◆ **Testo proposto**:
-- -- --
Il secondo dopoguerra, in Italia, non vide, fortunatamente, gli alleati partire e tornarsene subito a casa. Essi restarono, inglesi o americani che fossero. Alcuni visibili, altri presenti con maggiore discrezione, tutti però impegnati a traghettare l’Italia verso la democrazia, cercando di evitare vendette e focolai di guerra civile.
Nel 1948 cominciarono ad arrivare i soldi del piano Marshall per evitare che dalla fame e dalla miseria potessero nascere in Europa nuove dittature. Gli alleati dapprima si avvalsero della collaborazione di chi aveva resistito, ma i partigiani, gli antifascisti, non erano stati molti. Vale per l’Italia quello che disse Churchill, il 20 agosto 1940, parlando della resistenza britannica ai tedeschi: «Never in the field of human conflict was so much owed by so many to so fews»(*). L’onore dell’Italia, infangato da Mussolini prima con la dittatura, poi con le leggi razziali e infine con l’alleanza con Hitler, aveva ancora un lumicino, era quello di gente come Alcide De Gasperi e Federico Chabod, pietre rare e forti sulle quali si appoggiò un intero paese per potersi risollevare. Quelli che avevano subito il nazifascismo, quelli che l’avevano contrastato, quelli che l’avevano appoggiato e infine anche quelli che l’avevano guardato passivamente si trovarono a girare tutti insieme in una veloce ruota di resurrezione che non consentiva troppe riflessioni. Bisognava riedificare, rimettere in piedi le proprie vite e l’Italia.
-- -- --
◆ **Compiti da svolgere**:
[A] Riscrivi in forma più breve il paragrafo del testo sul dopoguerra che comincia con "Il secondo dopoguerra, in Italia", conservandone i fatti principali.
[B] Trascrivi fedelmente dal testo sul dopoguerra il passo che si apre con le parole "Il secondo dopoguerra, in" e si chiude con "di guerra civile.".
I dati riportati più avanti sono materiale a sé, separato dal testo sul dopoguerra.

Voci degli elementi riquadrati:
-- -- --
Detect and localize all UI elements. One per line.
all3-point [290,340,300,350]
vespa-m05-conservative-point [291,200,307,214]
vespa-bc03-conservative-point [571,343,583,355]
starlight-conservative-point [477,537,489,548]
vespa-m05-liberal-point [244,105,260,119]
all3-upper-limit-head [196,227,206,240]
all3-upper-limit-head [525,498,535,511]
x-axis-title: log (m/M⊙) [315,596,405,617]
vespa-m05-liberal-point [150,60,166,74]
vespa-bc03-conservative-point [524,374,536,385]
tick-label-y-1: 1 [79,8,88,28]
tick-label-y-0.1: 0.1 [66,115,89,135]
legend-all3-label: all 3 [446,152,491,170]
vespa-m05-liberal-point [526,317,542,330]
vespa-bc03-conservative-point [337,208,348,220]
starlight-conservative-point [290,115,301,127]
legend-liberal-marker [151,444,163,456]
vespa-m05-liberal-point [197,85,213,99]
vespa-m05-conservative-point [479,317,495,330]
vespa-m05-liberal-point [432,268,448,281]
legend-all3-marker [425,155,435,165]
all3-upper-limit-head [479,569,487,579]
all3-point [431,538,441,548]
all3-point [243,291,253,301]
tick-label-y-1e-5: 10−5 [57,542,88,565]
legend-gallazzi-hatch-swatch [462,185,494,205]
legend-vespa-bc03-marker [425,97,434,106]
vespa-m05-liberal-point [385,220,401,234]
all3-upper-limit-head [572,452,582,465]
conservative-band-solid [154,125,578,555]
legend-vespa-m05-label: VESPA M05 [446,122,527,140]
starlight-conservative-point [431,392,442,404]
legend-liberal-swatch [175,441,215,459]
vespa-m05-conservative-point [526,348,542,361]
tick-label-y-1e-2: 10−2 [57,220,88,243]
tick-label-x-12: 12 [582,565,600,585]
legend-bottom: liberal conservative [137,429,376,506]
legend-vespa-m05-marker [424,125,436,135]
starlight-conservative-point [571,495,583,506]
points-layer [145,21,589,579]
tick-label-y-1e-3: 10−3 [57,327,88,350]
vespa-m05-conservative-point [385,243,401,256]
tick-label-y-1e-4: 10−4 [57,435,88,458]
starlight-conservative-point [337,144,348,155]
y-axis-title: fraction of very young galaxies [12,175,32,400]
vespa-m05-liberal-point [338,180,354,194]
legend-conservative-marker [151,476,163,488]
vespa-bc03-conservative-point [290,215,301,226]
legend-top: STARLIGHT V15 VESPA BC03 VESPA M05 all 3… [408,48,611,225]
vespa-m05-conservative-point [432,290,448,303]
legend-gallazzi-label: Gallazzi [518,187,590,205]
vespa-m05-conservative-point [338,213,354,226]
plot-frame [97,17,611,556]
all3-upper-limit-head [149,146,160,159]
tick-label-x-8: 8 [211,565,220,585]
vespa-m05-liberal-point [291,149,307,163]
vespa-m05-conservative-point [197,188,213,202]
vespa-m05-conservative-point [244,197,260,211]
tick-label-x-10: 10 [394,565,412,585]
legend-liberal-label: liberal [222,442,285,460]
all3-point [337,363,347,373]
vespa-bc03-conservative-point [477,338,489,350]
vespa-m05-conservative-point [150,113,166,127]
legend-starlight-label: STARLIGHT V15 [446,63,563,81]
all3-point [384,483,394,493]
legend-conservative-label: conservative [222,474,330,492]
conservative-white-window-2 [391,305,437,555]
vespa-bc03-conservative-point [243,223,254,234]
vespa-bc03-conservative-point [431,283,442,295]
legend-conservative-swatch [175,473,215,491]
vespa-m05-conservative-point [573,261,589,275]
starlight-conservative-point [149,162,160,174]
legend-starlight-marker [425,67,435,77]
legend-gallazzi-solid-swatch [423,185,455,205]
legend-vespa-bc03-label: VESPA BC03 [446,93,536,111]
-- -- --
◆ **Risposte corrette**:
[A] Dopo la seconda guerra mondiale gli alleati, inglesi o americani, non lasciarono subito l'Italia. Rimasero, alcuni in modo visibile e altri più discretamente, tutti impegnati a guidare il paese verso la democrazia e a evitare vendette e focolai di guerra civile.

[B]
Il secondo dopoguerra, in Italia, non vide, fortunatamente, gli alleati partire e tornarsene subito a casa. Essi restarono, inglesi o americani che fossero. Alcuni visibili, altri presenti con maggiore discrezione, tutti però impegnati a traghettare l’Italia verso la democrazia, cercando di evitare vendette e focolai di guerra civile.